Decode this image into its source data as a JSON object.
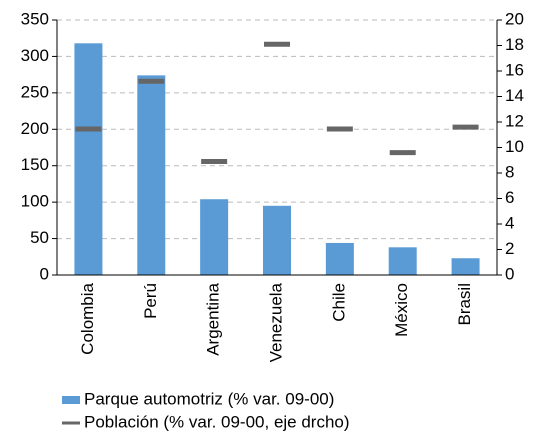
{
  "chart_data": {
    "type": "bar",
    "categories": [
      "Colombia",
      "Perú",
      "Argentina",
      "Venezuela",
      "Chile",
      "México",
      "Brasil"
    ],
    "series": [
      {
        "name": "Parque automotriz (% var. 09-00)",
        "color": "#5b9bd5",
        "values": [
          318,
          274,
          104,
          95,
          44,
          38,
          23
        ]
      },
      {
        "name": "Población (% var. 09-00, eje drcho)",
        "color": "#666666",
        "axis": "y2",
        "mark": "dash",
        "values": [
          11.45,
          15.2,
          8.9,
          18.1,
          11.45,
          9.6,
          11.6
        ]
      }
    ],
    "ylim": [
      0,
      350
    ],
    "yticks": [
      0,
      50,
      100,
      150,
      200,
      250,
      300,
      350
    ],
    "y2lim": [
      0,
      20
    ],
    "y2ticks": [
      0,
      2,
      4,
      6,
      8,
      10,
      12,
      14,
      16,
      18,
      20
    ],
    "grid": true,
    "legend": "bottom"
  }
}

**To be done**:
Gather all the lines that include the word "name" and copy them out.

**Response**:
        "name": "Parque automotriz (% var. 09-00)",
        "name": "Población (% var. 09-00, eje drcho)",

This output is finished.